• [TASK DIRECTIONS]
Starting with the first line and going on through the line with "x-tick-label: 25/09 [459, 710, 506, 757]", change every "chevron-down-icon" to "caret-down-icon". Output only those lines, with nothing else altered.

• [DATA PROVIDED]
------------

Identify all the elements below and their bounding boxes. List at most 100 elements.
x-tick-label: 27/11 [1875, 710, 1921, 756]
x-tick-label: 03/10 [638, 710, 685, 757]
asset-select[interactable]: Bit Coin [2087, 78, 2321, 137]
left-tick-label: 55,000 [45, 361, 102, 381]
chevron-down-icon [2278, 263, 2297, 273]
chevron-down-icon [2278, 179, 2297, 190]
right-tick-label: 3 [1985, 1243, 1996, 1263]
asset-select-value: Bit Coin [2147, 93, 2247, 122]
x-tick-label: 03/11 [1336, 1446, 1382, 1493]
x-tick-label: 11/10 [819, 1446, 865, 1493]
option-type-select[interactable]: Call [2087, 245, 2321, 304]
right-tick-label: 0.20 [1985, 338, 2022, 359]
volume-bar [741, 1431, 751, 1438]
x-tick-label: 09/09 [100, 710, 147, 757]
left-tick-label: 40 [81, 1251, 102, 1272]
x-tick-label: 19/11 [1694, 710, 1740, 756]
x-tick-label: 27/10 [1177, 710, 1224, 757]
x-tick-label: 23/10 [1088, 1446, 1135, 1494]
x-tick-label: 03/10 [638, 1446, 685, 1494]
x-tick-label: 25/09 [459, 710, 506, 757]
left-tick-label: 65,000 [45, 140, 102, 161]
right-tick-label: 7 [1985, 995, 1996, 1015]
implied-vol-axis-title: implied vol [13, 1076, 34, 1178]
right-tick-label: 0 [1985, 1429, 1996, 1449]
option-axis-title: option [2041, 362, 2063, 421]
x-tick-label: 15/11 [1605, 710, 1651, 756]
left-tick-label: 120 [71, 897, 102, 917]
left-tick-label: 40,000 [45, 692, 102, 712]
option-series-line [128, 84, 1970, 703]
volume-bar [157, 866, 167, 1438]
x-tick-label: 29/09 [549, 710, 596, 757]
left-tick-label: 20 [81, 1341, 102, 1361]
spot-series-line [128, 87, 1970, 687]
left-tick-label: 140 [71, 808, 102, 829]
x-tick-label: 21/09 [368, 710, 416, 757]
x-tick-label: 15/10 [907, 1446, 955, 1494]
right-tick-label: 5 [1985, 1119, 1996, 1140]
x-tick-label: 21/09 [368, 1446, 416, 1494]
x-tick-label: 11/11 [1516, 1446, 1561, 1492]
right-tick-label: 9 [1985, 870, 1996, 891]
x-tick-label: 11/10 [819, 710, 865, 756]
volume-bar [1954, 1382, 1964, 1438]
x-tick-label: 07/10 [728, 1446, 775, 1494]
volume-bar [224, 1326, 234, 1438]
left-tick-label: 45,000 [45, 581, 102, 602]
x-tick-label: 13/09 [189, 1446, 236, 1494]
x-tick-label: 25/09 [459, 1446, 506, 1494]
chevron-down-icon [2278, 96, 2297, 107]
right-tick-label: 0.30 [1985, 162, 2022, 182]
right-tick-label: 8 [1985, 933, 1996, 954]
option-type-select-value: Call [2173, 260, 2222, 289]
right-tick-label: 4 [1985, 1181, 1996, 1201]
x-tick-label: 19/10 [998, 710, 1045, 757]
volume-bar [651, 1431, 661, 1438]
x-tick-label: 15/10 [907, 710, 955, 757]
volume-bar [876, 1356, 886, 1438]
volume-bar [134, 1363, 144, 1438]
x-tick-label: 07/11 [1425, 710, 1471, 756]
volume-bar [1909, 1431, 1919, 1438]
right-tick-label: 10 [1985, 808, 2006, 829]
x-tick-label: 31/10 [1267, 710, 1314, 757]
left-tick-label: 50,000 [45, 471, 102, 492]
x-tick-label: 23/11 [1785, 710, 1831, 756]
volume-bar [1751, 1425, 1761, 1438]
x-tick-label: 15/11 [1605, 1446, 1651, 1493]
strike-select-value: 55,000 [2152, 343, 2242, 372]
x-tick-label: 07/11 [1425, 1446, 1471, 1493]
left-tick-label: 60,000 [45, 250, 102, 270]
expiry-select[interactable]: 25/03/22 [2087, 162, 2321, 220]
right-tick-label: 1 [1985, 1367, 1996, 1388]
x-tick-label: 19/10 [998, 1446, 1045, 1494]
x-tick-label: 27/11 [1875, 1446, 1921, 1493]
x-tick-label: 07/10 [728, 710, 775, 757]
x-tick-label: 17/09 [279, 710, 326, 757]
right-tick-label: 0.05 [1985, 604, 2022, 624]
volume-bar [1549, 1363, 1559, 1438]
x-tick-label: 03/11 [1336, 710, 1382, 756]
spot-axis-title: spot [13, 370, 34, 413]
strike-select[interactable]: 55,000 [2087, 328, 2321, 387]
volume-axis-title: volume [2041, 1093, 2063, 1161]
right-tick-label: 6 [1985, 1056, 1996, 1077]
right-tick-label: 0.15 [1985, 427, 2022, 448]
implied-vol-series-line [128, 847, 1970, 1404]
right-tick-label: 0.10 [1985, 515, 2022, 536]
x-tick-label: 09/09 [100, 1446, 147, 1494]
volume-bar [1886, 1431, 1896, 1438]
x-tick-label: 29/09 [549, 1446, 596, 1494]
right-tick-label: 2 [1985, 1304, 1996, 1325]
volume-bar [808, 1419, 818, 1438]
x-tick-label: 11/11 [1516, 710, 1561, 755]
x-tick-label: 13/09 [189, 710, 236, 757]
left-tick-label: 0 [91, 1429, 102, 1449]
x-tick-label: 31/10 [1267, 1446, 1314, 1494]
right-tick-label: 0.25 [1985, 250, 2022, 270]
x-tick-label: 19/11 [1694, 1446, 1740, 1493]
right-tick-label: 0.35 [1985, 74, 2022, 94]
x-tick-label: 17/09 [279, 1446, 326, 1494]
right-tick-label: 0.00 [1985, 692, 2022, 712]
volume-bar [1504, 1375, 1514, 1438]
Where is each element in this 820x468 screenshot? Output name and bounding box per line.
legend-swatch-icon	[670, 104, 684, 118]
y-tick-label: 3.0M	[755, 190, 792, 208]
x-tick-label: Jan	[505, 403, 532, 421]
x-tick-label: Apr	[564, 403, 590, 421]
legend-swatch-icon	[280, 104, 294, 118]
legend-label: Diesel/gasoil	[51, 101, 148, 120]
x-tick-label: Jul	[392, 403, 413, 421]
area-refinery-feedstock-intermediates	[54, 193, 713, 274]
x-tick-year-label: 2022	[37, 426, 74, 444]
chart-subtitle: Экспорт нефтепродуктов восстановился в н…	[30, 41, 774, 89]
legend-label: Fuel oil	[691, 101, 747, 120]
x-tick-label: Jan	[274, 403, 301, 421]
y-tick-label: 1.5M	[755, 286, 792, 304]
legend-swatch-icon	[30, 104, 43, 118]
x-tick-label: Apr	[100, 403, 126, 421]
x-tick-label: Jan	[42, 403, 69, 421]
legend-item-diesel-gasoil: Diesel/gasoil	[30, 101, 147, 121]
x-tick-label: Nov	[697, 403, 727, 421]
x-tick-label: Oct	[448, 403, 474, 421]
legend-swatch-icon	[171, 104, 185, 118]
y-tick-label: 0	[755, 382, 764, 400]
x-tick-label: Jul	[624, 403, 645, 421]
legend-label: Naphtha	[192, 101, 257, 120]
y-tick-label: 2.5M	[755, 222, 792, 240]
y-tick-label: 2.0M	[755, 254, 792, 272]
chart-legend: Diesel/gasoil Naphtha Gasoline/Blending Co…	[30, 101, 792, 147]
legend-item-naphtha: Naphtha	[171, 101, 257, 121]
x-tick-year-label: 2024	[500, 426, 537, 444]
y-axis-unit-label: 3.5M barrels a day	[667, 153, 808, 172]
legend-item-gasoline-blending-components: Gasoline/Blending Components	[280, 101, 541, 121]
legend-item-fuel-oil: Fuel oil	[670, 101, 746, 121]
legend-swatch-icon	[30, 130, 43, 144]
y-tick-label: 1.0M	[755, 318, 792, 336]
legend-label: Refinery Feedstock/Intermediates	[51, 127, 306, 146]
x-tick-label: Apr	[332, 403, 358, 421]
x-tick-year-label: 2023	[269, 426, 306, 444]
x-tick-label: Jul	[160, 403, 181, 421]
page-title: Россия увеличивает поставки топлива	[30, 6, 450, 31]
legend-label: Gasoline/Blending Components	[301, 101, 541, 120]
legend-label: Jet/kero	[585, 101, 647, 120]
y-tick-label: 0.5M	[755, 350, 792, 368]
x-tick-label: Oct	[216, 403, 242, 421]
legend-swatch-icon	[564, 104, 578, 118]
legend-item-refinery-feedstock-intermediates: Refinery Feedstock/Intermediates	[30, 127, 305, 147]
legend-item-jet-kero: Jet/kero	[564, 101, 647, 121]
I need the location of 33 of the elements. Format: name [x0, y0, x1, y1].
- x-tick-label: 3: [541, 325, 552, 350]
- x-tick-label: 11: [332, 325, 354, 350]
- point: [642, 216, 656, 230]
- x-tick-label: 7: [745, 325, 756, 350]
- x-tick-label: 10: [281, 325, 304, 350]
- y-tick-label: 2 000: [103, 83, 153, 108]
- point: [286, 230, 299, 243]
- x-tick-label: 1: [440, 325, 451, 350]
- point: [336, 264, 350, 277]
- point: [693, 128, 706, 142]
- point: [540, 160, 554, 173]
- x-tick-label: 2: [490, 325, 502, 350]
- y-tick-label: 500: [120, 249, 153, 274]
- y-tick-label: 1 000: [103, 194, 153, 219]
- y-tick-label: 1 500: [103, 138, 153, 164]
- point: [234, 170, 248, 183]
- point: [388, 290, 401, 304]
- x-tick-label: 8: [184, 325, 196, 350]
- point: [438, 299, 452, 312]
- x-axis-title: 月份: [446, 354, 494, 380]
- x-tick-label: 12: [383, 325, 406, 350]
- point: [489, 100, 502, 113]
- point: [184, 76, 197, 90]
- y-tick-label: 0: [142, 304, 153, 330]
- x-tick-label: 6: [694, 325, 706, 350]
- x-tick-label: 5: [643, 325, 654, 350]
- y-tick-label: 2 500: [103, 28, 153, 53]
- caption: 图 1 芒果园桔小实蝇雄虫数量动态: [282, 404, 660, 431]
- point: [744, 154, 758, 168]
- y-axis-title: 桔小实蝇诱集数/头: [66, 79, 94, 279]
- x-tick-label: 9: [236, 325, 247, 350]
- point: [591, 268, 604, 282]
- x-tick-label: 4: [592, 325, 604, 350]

------------

• [WRITTEN SOLUTION]
Identify all the elements below and their bounding boxes. List at most 100 elements.
x-tick-label: 27/11 [1875, 710, 1921, 756]
x-tick-label: 03/10 [638, 710, 685, 757]
asset-select[interactable]: Bit Coin [2087, 78, 2321, 137]
left-tick-label: 55,000 [45, 361, 102, 381]
caret-down-icon [2278, 263, 2297, 273]
caret-down-icon [2278, 179, 2297, 190]
right-tick-label: 3 [1985, 1243, 1996, 1263]
asset-select-value: Bit Coin [2147, 93, 2247, 122]
x-tick-label: 03/11 [1336, 1446, 1382, 1493]
x-tick-label: 11/10 [819, 1446, 865, 1493]
option-type-select[interactable]: Call [2087, 245, 2321, 304]
right-tick-label: 0.20 [1985, 338, 2022, 359]
volume-bar [741, 1431, 751, 1438]
x-tick-label: 09/09 [100, 710, 147, 757]
left-tick-label: 40 [81, 1251, 102, 1272]
x-tick-label: 19/11 [1694, 710, 1740, 756]
x-tick-label: 27/10 [1177, 710, 1224, 757]
x-tick-label: 23/10 [1088, 1446, 1135, 1494]
x-tick-label: 03/10 [638, 1446, 685, 1494]
x-tick-label: 25/09 [459, 710, 506, 757]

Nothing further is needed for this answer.